(Data extracted from a collection)
┌──

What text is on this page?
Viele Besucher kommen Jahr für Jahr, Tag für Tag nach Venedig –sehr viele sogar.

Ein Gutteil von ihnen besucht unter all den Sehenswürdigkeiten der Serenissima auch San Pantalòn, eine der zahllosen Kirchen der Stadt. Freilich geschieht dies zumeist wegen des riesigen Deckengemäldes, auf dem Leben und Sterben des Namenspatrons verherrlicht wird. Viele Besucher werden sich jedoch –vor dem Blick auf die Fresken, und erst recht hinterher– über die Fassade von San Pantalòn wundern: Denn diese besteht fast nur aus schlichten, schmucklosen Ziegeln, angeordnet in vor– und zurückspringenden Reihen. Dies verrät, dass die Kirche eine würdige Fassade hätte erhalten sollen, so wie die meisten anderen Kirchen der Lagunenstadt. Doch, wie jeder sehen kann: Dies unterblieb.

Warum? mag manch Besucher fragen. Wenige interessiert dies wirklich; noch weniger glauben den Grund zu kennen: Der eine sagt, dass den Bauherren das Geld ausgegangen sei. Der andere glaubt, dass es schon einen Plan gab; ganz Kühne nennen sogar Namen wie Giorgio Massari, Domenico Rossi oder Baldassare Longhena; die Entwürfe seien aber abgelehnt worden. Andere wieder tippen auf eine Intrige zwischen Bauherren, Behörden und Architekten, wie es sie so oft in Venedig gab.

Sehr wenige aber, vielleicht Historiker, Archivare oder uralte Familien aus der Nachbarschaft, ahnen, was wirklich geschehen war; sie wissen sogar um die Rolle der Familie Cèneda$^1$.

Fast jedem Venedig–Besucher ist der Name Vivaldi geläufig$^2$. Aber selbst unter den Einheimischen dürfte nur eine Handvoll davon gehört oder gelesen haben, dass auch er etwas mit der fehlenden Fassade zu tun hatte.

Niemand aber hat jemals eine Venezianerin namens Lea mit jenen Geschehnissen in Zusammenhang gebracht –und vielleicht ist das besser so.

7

└──

Locate all lines that include the word "sogar" and copy them out.

TASK ANSWER:
Viele Besucher kommen Jahr für Jahr, Tag für Tag nach Venedig –sehr viele sogar.
Warum? mag manch Besucher fragen. Wenige interessiert dies wirklich; noch weniger glauben den Grund zu kennen: Der eine sagt, dass den Bauherren das Geld ausgegangen sei. Der andere glaubt, dass es schon einen Plan gab; ganz Kühne nennen sogar Namen wie Giorgio Massari, Domenico Rossi oder Baldassare Longhena; die Entwürfe seien aber abgelehnt worden. Andere wieder tippen auf eine Intrige zwischen Bauherren, Behörden und Architekten, wie es sie so oft in Venedig gab.
Sehr wenige aber, vielleicht Historiker, Archivare oder uralte Familien aus der Nachbarschaft, ahnen, was wirklich geschehen war; sie wissen sogar um die Rolle der Familie Cèneda$^1$.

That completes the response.